▸ EXERCISE DETAILS
Your answer is to be every line of the material that includes the string "follows".

▸ MATERIAL SHOWN
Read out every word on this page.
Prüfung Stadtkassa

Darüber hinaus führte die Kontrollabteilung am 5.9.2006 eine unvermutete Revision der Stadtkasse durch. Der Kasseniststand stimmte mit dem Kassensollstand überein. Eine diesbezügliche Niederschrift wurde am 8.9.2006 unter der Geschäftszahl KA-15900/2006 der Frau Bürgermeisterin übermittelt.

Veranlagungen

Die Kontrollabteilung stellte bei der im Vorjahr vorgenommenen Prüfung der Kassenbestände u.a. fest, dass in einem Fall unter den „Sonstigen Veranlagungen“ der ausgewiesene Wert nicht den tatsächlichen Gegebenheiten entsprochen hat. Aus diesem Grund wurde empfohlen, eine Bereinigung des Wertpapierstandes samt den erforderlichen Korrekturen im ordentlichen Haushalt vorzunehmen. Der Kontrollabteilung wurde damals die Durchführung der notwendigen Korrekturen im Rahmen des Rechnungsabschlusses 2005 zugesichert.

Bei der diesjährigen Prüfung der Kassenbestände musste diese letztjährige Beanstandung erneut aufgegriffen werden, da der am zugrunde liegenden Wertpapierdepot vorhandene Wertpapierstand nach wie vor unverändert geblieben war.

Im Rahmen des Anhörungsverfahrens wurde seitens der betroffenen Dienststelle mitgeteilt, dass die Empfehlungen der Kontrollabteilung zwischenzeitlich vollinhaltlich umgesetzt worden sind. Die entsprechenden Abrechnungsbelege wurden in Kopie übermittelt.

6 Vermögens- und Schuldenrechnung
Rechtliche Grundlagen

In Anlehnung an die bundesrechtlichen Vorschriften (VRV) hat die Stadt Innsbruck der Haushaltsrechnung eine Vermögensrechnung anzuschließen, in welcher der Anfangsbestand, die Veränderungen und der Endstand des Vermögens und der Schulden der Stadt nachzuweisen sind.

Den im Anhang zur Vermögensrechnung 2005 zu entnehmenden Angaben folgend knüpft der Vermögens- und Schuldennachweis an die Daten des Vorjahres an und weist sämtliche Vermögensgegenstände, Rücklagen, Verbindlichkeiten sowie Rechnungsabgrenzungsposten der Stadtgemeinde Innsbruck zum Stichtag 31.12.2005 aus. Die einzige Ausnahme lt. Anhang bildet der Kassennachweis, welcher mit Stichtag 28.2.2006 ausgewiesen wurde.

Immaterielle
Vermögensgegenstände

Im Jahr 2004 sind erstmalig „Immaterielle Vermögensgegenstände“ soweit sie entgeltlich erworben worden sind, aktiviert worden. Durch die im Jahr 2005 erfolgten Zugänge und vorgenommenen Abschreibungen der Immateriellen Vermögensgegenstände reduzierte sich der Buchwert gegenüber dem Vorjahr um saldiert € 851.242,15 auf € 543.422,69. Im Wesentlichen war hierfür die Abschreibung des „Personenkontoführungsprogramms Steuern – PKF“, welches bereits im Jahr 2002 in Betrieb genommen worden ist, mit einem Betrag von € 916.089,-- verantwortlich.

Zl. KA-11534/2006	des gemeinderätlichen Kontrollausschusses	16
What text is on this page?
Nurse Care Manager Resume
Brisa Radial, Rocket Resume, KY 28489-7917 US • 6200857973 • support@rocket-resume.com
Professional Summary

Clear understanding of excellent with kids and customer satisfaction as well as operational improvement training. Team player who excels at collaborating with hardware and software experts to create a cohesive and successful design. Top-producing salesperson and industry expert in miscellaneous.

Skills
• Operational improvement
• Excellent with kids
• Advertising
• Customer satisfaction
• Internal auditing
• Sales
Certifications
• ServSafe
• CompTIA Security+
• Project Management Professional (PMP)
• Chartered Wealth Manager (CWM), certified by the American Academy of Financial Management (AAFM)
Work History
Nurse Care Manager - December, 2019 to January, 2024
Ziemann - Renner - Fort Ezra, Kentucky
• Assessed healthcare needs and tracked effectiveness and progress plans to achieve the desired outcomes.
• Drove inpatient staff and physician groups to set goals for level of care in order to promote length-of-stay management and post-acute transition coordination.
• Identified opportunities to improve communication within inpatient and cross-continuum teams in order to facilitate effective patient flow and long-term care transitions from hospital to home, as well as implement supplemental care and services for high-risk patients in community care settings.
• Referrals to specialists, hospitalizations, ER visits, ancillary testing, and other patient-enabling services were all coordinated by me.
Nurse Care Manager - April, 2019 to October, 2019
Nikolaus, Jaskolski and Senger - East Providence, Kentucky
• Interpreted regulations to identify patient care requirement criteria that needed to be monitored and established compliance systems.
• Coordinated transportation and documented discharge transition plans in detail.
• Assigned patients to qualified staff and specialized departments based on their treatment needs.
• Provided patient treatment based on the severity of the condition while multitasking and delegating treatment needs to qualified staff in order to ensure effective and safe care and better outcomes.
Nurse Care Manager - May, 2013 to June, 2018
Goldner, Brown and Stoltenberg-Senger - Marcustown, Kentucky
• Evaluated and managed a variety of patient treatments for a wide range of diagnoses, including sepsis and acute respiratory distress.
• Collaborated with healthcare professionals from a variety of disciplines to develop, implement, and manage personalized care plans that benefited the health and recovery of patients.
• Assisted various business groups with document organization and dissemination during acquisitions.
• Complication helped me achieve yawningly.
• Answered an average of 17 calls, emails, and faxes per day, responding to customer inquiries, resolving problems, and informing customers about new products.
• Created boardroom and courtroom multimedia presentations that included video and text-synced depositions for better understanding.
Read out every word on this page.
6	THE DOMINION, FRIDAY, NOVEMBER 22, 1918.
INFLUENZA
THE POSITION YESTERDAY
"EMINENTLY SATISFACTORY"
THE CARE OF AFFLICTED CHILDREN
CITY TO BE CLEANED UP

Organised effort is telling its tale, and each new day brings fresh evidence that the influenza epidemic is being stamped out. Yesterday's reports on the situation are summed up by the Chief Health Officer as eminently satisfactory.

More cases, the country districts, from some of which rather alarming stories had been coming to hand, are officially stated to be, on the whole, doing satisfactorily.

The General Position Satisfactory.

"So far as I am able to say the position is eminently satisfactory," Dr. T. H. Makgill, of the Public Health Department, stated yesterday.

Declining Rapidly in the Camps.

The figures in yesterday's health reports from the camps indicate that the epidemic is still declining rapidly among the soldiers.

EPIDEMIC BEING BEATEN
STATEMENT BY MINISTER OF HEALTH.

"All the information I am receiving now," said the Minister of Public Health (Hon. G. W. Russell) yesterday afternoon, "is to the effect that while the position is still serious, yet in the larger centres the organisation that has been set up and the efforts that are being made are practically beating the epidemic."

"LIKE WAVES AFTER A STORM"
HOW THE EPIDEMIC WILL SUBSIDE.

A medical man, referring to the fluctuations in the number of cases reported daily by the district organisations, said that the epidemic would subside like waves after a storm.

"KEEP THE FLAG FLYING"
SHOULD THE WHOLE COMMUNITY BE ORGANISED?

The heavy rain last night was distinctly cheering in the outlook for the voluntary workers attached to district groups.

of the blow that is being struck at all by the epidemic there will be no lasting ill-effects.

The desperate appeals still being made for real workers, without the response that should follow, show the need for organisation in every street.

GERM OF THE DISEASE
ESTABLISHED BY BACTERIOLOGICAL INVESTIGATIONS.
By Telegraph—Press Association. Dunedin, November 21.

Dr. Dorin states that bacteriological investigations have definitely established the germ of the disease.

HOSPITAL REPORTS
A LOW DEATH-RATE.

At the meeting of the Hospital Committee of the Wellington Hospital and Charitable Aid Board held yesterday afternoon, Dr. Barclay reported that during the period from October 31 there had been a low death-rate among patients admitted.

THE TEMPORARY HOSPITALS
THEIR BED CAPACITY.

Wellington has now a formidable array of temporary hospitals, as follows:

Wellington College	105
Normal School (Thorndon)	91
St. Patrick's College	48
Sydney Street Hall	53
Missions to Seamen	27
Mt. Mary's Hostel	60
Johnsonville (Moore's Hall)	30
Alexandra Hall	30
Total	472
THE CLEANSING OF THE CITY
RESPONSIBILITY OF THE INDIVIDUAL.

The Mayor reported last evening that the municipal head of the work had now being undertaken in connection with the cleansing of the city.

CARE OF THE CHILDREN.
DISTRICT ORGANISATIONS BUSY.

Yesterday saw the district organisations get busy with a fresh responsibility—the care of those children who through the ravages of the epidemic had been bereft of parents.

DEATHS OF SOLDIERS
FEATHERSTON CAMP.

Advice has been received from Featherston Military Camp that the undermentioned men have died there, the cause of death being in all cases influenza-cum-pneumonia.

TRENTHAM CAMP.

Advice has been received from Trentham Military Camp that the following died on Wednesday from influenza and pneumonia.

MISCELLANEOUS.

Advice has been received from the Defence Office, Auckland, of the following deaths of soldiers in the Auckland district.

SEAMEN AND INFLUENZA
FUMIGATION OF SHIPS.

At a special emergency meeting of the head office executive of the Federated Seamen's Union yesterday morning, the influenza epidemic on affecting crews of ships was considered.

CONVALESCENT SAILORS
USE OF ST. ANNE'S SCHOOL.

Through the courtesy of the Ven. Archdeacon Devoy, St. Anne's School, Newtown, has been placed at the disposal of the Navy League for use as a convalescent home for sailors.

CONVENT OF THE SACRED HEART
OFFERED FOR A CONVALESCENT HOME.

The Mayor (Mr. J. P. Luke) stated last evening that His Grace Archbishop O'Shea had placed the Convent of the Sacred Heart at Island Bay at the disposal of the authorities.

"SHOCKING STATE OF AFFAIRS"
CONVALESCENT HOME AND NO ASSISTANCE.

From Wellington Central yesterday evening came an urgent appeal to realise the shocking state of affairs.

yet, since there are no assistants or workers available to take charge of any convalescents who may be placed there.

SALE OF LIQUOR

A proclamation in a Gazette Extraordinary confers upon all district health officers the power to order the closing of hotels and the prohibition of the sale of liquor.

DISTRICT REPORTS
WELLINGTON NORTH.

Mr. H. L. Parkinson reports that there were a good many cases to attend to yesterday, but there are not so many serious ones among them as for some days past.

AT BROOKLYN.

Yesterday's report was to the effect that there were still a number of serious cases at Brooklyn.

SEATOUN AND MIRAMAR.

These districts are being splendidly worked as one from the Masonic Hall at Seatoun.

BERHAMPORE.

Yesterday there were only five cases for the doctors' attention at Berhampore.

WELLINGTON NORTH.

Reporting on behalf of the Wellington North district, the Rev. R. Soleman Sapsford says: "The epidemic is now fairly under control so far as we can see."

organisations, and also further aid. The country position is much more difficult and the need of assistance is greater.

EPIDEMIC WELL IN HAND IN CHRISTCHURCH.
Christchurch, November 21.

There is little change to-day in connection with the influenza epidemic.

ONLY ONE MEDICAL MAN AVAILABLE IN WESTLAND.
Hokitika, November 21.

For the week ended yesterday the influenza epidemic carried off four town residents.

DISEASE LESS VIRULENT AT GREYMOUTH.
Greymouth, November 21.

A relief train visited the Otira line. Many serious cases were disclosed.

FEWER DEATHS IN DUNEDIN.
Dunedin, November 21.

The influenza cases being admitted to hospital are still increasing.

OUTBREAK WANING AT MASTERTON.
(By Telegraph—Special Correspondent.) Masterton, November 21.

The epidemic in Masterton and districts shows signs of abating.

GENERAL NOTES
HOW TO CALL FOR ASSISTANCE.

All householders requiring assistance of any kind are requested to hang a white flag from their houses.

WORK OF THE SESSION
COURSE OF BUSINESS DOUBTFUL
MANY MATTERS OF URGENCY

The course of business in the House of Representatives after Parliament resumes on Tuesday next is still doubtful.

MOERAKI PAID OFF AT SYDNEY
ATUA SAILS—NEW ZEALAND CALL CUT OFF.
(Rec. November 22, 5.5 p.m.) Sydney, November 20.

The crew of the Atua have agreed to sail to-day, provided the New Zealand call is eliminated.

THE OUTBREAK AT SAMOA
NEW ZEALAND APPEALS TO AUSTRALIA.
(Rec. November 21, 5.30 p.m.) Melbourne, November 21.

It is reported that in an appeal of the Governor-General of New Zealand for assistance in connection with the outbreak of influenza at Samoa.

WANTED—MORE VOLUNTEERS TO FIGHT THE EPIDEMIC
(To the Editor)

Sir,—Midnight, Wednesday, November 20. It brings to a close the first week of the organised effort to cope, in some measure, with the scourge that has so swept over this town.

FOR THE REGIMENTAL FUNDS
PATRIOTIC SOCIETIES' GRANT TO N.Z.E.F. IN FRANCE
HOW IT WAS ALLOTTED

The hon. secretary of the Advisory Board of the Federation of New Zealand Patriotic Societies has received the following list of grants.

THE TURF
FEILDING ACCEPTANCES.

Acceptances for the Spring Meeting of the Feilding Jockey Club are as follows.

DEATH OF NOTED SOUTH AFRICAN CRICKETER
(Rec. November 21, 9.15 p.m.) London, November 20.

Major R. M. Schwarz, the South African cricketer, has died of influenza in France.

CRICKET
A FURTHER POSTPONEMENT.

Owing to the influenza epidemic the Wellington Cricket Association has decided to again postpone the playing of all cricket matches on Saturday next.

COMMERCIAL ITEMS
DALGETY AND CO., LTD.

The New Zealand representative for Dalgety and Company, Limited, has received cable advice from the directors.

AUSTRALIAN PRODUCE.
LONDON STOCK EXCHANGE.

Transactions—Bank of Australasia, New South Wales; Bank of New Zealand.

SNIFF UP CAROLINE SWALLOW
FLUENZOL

▸ COMPLETED EXERCISE
Wellington has now a formidable array of temporary hospitals, as follows:
Acceptances for the Spring Meeting of the Feilding Jockey Club are as follows.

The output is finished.